Work required:
Your task is to give the number of lines in the listing that include "社融增速与名义", and nothing else.

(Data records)
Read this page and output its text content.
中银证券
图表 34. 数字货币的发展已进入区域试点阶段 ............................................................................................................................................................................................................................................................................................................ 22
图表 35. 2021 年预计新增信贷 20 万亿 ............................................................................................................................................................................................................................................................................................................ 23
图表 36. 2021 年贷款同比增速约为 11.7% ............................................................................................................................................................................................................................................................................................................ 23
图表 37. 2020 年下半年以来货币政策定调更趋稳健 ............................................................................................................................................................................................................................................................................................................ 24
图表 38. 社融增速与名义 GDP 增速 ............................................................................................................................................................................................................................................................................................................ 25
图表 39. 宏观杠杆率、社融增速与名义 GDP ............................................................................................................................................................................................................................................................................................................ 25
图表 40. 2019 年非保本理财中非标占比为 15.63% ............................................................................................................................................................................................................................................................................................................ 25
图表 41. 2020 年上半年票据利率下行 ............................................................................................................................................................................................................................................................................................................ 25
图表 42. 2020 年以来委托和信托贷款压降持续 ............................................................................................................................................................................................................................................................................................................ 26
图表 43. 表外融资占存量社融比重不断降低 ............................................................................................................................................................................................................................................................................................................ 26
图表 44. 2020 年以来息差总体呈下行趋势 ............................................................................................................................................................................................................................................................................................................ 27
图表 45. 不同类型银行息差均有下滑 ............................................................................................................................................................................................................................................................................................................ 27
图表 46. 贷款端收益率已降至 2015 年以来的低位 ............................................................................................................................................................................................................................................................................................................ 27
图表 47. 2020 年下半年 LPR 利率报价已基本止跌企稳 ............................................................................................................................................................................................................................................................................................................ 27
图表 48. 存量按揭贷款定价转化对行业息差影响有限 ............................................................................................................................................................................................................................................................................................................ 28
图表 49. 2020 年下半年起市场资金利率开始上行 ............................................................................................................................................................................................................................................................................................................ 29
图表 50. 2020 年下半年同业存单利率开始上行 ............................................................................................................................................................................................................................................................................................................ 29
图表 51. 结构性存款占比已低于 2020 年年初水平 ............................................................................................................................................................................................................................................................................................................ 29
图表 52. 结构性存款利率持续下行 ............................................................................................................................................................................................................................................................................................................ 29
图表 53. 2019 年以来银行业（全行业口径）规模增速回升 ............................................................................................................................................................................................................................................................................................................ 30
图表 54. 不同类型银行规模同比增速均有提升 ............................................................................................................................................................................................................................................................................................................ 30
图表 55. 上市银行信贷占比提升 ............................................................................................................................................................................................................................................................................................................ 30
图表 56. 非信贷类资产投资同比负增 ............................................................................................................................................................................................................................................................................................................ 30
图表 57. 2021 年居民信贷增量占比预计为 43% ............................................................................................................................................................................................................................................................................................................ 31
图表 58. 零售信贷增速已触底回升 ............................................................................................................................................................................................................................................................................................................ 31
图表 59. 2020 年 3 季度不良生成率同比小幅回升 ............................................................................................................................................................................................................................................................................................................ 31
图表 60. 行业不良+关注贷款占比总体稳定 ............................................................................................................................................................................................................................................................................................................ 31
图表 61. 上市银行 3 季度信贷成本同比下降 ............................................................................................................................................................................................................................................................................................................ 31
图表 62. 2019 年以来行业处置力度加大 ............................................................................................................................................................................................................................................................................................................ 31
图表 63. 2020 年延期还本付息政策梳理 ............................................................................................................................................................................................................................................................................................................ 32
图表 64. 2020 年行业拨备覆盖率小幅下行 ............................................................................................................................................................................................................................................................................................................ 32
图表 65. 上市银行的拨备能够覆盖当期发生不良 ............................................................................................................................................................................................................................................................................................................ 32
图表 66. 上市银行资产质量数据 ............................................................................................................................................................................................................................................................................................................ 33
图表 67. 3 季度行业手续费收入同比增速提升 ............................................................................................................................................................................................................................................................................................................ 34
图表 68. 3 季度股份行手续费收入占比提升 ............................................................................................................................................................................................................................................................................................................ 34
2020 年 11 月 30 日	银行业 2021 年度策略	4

Solution to the exercise:
2